Your goal: Count how many lines below contain the word "JSON", then give that number alone.

______

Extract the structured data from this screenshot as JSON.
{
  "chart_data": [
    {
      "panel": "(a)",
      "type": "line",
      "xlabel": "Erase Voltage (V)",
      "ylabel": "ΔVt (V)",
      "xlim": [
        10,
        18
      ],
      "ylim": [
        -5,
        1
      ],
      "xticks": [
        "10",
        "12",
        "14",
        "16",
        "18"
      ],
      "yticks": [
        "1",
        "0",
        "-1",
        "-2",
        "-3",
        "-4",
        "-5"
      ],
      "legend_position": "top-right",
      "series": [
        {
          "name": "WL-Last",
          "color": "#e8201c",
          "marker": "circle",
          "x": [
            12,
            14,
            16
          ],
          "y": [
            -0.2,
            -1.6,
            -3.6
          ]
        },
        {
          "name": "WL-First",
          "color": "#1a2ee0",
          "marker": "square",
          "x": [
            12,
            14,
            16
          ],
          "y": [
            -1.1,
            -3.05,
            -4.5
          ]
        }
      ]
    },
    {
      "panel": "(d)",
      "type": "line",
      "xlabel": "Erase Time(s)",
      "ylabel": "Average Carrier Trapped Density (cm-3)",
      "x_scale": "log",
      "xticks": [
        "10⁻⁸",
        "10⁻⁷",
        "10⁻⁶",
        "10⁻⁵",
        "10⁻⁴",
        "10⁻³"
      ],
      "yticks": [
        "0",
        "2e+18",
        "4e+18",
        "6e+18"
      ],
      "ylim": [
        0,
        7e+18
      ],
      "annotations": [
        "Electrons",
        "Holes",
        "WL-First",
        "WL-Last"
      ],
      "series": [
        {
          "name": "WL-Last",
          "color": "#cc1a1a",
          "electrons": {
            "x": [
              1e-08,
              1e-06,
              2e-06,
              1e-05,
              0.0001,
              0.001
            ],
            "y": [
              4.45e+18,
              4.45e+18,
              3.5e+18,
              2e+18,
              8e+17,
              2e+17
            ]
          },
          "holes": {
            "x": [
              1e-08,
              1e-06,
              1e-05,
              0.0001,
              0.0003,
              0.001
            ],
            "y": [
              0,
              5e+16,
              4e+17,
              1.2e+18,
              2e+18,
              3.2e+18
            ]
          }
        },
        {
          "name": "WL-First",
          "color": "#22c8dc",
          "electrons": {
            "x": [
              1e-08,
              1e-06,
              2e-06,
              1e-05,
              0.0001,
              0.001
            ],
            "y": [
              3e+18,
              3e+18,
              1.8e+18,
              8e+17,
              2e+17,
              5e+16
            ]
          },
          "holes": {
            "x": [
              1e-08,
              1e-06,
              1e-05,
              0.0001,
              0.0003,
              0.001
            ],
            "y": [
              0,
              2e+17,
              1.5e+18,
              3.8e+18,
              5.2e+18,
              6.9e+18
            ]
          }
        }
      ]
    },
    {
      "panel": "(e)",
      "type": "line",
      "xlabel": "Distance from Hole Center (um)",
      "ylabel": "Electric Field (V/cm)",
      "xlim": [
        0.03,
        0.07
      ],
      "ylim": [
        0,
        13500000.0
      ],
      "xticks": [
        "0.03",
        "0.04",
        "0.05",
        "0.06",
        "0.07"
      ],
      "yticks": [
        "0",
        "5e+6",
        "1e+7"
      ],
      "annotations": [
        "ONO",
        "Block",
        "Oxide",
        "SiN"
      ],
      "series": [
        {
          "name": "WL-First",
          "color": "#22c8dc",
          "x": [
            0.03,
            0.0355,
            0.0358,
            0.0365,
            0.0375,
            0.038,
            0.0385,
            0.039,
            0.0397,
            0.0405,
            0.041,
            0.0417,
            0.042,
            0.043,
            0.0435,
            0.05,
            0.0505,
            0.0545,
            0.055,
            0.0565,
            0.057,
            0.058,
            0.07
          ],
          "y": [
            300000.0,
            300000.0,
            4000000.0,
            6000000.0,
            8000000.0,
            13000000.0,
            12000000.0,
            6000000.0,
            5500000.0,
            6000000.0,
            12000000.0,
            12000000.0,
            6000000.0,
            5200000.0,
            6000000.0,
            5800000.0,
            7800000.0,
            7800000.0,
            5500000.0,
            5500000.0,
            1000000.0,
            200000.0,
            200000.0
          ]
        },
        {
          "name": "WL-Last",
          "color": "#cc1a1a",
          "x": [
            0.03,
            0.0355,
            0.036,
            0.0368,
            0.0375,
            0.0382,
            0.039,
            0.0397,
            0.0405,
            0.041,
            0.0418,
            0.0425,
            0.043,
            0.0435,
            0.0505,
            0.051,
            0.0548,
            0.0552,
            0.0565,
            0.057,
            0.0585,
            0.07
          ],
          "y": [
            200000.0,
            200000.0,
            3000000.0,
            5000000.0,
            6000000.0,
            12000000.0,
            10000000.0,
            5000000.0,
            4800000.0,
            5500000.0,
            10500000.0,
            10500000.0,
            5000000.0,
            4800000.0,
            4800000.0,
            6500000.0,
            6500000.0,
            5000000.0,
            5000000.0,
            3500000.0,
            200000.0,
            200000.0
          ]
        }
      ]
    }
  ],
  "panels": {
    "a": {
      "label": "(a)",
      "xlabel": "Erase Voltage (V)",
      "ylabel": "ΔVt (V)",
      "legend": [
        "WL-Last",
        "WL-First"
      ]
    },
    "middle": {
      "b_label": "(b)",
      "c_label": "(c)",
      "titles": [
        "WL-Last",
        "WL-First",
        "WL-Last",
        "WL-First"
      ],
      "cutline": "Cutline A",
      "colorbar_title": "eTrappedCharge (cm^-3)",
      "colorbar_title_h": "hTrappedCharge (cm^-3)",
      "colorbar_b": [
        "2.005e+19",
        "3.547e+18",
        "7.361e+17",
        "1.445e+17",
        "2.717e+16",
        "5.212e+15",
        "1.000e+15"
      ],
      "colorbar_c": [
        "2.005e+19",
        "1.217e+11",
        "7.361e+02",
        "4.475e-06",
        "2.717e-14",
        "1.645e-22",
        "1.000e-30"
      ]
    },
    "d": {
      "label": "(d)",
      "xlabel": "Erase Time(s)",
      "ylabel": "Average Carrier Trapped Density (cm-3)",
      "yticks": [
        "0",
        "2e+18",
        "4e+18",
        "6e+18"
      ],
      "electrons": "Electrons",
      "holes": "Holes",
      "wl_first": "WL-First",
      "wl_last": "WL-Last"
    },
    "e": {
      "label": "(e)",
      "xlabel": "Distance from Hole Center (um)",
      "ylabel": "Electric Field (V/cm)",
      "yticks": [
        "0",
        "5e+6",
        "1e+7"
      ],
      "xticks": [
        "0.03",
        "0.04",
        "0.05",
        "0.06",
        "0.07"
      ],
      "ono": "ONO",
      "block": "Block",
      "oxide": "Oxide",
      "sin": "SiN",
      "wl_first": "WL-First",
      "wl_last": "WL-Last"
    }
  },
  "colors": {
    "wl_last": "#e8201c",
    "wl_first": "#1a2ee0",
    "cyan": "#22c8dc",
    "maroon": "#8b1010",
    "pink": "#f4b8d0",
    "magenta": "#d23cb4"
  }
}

______

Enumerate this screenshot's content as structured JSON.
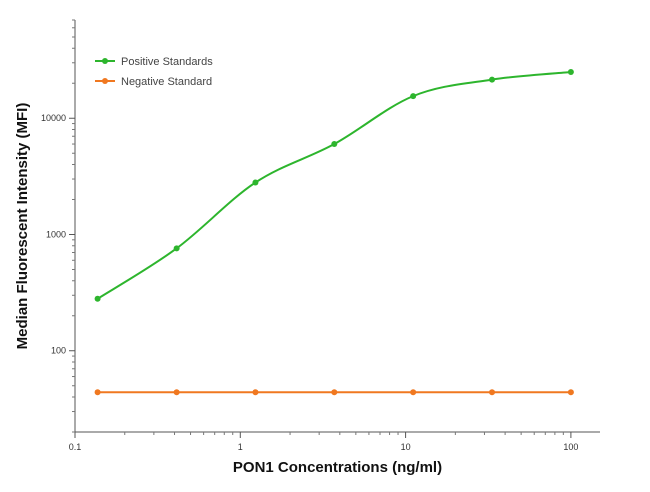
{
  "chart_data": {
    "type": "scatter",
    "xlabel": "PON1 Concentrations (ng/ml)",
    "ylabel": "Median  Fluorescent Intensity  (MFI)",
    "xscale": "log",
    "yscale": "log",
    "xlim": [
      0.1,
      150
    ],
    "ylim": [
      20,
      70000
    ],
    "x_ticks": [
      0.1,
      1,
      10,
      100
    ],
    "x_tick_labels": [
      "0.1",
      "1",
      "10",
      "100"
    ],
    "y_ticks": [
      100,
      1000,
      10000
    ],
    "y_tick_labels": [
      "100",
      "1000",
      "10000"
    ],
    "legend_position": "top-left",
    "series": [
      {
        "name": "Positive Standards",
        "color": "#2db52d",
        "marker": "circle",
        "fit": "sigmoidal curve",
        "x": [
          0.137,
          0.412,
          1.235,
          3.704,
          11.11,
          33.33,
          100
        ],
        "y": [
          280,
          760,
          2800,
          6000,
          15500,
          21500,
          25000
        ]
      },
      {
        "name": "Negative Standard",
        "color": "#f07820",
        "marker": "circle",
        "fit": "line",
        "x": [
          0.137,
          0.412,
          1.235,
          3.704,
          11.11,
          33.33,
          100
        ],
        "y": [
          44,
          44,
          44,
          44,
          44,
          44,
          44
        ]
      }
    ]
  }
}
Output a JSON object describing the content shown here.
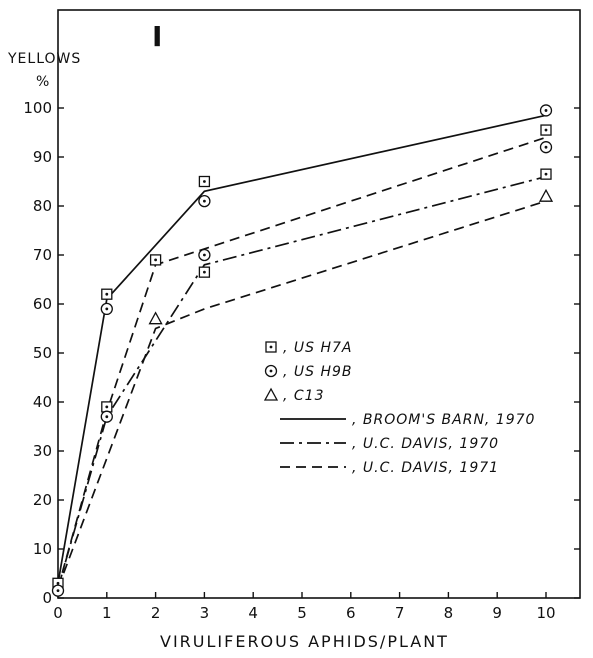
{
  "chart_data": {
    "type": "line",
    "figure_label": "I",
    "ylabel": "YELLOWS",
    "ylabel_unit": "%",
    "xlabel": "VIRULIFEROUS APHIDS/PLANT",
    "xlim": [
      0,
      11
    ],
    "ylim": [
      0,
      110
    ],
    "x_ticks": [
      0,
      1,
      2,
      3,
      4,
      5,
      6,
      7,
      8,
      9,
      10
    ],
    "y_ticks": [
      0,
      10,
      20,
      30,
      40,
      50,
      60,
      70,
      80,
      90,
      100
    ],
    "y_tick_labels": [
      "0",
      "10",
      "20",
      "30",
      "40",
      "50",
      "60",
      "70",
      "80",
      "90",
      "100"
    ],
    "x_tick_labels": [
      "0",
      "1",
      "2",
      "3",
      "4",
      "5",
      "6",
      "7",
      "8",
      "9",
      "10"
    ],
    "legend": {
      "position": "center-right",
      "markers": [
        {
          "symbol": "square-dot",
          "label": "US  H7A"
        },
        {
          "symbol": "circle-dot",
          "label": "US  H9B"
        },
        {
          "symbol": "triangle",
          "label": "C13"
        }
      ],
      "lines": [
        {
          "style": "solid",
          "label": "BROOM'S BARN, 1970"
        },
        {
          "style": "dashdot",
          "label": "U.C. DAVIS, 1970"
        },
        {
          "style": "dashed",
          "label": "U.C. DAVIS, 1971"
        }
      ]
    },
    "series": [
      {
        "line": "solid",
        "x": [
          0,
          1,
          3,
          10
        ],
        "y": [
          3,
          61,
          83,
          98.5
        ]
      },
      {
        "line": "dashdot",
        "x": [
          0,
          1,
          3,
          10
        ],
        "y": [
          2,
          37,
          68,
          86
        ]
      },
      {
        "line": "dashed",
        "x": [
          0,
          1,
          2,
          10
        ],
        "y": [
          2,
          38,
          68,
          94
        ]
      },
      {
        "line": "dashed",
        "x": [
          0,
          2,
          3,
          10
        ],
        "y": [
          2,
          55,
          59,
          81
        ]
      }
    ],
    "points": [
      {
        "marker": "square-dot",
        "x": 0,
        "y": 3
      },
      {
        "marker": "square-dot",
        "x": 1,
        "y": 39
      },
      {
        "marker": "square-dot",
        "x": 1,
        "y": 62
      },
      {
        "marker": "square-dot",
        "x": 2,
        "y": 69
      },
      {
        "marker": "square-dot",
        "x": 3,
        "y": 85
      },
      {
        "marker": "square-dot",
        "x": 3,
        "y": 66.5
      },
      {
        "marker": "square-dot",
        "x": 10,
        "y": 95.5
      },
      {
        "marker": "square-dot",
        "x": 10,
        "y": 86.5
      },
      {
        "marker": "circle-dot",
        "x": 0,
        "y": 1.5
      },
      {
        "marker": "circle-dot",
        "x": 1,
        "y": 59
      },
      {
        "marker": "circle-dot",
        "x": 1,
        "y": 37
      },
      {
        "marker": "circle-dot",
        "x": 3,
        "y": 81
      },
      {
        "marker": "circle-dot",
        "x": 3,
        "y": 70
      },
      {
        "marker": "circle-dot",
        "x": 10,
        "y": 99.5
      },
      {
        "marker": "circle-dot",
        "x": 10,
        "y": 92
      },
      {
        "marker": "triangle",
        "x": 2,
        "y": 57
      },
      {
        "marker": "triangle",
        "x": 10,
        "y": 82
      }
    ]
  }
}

______

Written response: 3